• **SET EXERCISE**
Print all of the data exactly.

+===+

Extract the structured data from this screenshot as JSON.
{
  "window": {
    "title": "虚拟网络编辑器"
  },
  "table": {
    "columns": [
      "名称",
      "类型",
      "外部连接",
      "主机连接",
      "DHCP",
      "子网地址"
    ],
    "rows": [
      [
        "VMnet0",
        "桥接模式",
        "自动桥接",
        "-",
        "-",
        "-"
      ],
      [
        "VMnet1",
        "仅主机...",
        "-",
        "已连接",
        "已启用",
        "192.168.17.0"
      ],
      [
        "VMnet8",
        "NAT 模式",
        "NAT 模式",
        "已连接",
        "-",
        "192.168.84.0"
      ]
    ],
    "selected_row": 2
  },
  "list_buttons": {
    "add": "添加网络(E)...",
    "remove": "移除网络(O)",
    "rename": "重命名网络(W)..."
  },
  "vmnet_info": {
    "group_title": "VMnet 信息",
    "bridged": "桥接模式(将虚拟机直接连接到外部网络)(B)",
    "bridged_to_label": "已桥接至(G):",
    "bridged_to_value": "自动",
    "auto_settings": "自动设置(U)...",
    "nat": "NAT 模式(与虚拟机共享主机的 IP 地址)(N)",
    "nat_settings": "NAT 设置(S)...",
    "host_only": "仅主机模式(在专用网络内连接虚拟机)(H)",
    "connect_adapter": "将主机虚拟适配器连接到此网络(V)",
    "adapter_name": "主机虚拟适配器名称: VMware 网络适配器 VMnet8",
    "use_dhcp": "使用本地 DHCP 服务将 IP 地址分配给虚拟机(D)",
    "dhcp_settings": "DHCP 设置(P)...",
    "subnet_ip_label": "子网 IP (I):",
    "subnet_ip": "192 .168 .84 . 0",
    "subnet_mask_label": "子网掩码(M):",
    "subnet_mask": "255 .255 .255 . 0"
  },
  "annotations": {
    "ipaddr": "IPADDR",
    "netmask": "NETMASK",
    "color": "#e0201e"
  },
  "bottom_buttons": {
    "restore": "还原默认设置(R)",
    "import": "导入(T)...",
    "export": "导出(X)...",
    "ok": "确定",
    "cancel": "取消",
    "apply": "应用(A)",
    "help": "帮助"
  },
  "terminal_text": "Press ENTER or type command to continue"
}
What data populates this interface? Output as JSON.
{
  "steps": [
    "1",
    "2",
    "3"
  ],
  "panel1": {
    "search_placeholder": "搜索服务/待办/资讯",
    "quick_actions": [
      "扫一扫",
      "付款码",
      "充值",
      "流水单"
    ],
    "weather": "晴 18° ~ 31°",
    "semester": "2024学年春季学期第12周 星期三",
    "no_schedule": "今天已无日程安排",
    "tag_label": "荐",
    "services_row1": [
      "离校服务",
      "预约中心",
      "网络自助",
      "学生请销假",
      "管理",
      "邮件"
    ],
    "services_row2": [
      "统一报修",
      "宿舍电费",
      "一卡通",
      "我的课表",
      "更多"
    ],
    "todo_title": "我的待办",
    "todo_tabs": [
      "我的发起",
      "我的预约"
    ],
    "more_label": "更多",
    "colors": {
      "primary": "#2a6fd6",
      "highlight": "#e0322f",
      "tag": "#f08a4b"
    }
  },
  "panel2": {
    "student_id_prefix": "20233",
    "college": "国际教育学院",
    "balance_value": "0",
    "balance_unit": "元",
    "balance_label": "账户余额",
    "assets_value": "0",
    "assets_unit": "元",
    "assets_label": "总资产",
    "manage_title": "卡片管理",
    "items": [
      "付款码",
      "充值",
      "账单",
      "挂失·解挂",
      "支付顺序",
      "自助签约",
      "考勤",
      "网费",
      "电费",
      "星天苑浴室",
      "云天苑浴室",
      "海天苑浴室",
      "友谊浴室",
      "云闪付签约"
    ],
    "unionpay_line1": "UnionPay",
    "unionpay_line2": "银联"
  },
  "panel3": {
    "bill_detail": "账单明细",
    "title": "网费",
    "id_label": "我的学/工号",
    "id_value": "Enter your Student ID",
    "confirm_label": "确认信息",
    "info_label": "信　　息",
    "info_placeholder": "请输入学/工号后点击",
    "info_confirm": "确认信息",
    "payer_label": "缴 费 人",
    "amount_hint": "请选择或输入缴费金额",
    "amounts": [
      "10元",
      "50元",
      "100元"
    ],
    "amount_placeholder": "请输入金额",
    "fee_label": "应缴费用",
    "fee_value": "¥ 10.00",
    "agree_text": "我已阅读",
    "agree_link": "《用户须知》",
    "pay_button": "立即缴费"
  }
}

+===+

• **ANSWER IN FULL**
Extract the structured data from this screenshot as JSON.
{
  "window": {
    "title": "虚拟网络编辑器"
  },
  "table": {
    "columns": [
      "名称",
      "类型",
      "外部连接",
      "主机连接",
      "DHCP",
      "子网地址"
    ],
    "rows": [
      [
        "VMnet0",
        "桥接模式",
        "自动桥接",
        "-",
        "-",
        "-"
      ],
      [
        "VMnet1",
        "仅主机...",
        "-",
        "已连接",
        "已启用",
        "192.168.17.0"
      ],
      [
        "VMnet8",
        "NAT 模式",
        "NAT 模式",
        "已连接",
        "-",
        "192.168.84.0"
      ]
    ],
    "selected_row": 2
  },
  "list_buttons": {
    "add": "添加网络(E)...",
    "remove": "移除网络(O)",
    "rename": "重命名网络(W)..."
  },
  "vmnet_info": {
    "group_title": "VMnet 信息",
    "bridged": "桥接模式(将虚拟机直接连接到外部网络)(B)",
    "bridged_to_label": "已桥接至(G):",
    "bridged_to_value": "自动",
    "auto_settings": "自动设置(U)...",
    "nat": "NAT 模式(与虚拟机共享主机的 IP 地址)(N)",
    "nat_settings": "NAT 设置(S)...",
    "host_only": "仅主机模式(在专用网络内连接虚拟机)(H)",
    "connect_adapter": "将主机虚拟适配器连接到此网络(V)",
    "adapter_name": "主机虚拟适配器名称: VMware 网络适配器 VMnet8",
    "use_dhcp": "使用本地 DHCP 服务将 IP 地址分配给虚拟机(D)",
    "dhcp_settings": "DHCP 设置(P)...",
    "subnet_ip_label": "子网 IP (I):",
    "subnet_ip": "192 .168 .84 . 0",
    "subnet_mask_label": "子网掩码(M):",
    "subnet_mask": "255 .255 .255 . 0"
  },
  "annotations": {
    "ipaddr": "IPADDR",
    "netmask": "NETMASK",
    "color": "#e0201e"
  },
  "bottom_buttons": {
    "restore": "还原默认设置(R)",
    "import": "导入(T)...",
    "export": "导出(X)...",
    "ok": "确定",
    "cancel": "取消",
    "apply": "应用(A)",
    "help": "帮助"
  },
  "terminal_text": "Press ENTER or type command to continue"
}
What data populates this interface? Output as JSON.
{
  "steps": [
    "1",
    "2",
    "3"
  ],
  "panel1": {
    "search_placeholder": "搜索服务/待办/资讯",
    "quick_actions": [
      "扫一扫",
      "付款码",
      "充值",
      "流水单"
    ],
    "weather": "晴 18° ~ 31°",
    "semester": "2024学年春季学期第12周 星期三",
    "no_schedule": "今天已无日程安排",
    "tag_label": "荐",
    "services_row1": [
      "离校服务",
      "预约中心",
      "网络自助",
      "学生请销假",
      "管理",
      "邮件"
    ],
    "services_row2": [
      "统一报修",
      "宿舍电费",
      "一卡通",
      "我的课表",
      "更多"
    ],
    "todo_title": "我的待办",
    "todo_tabs": [
      "我的发起",
      "我的预约"
    ],
    "more_label": "更多",
    "colors": {
      "primary": "#2a6fd6",
      "highlight": "#e0322f",
      "tag": "#f08a4b"
    }
  },
  "panel2": {
    "student_id_prefix": "20233",
    "college": "国际教育学院",
    "balance_value": "0",
    "balance_unit": "元",
    "balance_label": "账户余额",
    "assets_value": "0",
    "assets_unit": "元",
    "assets_label": "总资产",
    "manage_title": "卡片管理",
    "items": [
      "付款码",
      "充值",
      "账单",
      "挂失·解挂",
      "支付顺序",
      "自助签约",
      "考勤",
      "网费",
      "电费",
      "星天苑浴室",
      "云天苑浴室",
      "海天苑浴室",
      "友谊浴室",
      "云闪付签约"
    ],
    "unionpay_line1": "UnionPay",
    "unionpay_line2": "银联"
  },
  "panel3": {
    "bill_detail": "账单明细",
    "title": "网费",
    "id_label": "我的学/工号",
    "id_value": "Enter your Student ID",
    "confirm_label": "确认信息",
    "info_label": "信　　息",
    "info_placeholder": "请输入学/工号后点击",
    "info_confirm": "确认信息",
    "payer_label": "缴 费 人",
    "amount_hint": "请选择或输入缴费金额",
    "amounts": [
      "10元",
      "50元",
      "100元"
    ],
    "amount_placeholder": "请输入金额",
    "fee_label": "应缴费用",
    "fee_value": "¥ 10.00",
    "agree_text": "我已阅读",
    "agree_link": "《用户须知》",
    "pay_button": "立即缴费"
  }
}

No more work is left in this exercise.